(Data excerpts)
----

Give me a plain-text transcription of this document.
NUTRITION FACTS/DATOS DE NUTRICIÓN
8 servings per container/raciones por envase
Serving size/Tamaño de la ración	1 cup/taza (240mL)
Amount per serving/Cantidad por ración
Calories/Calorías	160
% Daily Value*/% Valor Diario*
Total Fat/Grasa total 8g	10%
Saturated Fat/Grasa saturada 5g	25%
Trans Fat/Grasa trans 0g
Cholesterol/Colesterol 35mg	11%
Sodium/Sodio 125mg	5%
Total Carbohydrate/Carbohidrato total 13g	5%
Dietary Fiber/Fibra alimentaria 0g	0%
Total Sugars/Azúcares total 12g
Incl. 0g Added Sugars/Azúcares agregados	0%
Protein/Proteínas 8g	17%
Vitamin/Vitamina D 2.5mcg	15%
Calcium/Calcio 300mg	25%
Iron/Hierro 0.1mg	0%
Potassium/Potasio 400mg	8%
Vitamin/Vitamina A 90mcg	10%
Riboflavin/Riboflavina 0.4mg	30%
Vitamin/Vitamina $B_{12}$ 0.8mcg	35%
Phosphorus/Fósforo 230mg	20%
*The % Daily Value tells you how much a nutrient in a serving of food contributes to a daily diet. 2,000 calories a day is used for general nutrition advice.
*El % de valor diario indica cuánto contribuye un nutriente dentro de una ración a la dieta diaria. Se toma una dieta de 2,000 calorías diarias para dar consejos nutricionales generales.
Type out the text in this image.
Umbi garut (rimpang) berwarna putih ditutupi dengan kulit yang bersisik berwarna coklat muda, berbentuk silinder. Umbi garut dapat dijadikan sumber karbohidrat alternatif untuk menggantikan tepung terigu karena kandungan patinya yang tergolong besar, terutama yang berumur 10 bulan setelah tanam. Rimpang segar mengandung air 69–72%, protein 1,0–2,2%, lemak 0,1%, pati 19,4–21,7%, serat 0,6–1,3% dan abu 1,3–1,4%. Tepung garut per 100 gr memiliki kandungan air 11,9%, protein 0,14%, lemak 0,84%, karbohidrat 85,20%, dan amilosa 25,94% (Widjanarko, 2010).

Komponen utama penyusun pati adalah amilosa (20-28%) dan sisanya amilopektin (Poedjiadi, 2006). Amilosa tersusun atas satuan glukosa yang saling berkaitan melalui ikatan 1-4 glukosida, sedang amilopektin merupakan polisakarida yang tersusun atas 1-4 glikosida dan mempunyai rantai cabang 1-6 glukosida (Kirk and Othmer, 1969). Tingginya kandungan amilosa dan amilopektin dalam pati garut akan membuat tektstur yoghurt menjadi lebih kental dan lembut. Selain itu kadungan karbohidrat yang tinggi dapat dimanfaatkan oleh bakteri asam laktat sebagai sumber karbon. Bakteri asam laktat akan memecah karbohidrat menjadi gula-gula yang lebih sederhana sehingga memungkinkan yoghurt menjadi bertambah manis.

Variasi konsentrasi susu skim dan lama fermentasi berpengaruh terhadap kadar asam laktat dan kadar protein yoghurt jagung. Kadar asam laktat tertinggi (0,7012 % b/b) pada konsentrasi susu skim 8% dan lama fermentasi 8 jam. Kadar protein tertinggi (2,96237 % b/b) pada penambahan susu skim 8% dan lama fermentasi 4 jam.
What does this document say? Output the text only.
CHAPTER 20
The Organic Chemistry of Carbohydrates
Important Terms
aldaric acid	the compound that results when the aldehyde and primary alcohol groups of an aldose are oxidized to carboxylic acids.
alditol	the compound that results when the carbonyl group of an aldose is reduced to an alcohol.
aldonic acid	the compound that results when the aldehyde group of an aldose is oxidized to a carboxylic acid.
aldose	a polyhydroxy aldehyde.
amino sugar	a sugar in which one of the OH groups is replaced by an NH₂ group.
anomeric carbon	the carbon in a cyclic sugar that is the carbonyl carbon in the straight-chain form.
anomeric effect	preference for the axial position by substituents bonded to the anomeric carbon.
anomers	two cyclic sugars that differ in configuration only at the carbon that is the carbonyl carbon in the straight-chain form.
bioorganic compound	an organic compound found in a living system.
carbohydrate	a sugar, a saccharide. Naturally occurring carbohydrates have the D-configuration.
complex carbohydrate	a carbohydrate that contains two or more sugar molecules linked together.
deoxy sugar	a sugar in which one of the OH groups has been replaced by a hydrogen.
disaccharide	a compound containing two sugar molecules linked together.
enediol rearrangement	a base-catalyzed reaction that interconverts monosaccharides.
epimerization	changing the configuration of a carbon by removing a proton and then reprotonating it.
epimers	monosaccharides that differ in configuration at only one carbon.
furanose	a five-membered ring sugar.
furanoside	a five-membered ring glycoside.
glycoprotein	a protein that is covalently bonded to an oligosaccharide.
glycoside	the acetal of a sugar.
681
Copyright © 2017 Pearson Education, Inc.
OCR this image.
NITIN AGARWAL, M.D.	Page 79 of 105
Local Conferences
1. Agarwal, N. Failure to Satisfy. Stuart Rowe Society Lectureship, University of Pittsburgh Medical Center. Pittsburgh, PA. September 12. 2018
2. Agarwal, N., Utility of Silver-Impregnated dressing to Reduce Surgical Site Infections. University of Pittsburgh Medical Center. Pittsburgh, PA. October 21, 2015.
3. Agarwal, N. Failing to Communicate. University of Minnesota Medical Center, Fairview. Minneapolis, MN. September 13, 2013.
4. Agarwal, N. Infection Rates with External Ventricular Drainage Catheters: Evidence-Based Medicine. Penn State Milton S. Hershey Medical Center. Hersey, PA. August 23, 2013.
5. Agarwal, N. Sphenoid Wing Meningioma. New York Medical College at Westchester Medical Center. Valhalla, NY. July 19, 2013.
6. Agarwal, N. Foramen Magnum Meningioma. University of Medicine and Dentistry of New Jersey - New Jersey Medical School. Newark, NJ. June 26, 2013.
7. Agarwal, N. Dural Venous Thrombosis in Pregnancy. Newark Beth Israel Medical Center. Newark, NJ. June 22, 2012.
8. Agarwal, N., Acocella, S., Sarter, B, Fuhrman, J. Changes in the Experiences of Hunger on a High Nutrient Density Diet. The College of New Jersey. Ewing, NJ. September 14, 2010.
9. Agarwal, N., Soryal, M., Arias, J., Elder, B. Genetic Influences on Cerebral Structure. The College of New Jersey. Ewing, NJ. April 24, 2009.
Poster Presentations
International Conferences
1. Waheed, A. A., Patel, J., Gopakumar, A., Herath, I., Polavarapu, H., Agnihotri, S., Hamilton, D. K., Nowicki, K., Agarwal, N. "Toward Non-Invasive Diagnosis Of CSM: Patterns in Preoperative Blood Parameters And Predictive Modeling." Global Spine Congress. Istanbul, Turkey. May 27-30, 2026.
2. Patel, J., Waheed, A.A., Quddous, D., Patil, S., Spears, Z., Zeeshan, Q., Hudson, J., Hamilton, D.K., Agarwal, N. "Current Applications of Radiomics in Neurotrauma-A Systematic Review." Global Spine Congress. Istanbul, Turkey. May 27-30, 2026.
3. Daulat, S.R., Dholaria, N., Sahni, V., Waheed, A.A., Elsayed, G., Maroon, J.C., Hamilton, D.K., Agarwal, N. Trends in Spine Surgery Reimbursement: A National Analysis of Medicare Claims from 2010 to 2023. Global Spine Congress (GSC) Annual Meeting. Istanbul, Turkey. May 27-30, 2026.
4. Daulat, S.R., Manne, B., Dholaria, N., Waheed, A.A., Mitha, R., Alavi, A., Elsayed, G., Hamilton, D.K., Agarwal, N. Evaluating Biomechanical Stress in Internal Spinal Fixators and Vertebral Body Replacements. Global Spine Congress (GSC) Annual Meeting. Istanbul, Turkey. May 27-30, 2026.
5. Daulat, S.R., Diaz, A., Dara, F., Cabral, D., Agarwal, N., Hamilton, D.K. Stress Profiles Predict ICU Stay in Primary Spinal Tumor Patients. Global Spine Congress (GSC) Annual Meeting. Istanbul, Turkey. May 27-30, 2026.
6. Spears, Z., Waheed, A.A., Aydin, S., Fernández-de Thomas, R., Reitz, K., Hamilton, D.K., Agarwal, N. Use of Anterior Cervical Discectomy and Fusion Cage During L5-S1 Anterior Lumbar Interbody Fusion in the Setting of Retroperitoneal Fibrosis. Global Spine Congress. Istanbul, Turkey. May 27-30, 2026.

----

DIRECTIONS FOR THIS TASK =>
All lines above that include the word "Grasa" must be copied into the answer.

FINAL ANSWER =>
Total Fat/Grasa total 8g	10%
Saturated Fat/Grasa saturada 5g	25%
Trans Fat/Grasa trans 0g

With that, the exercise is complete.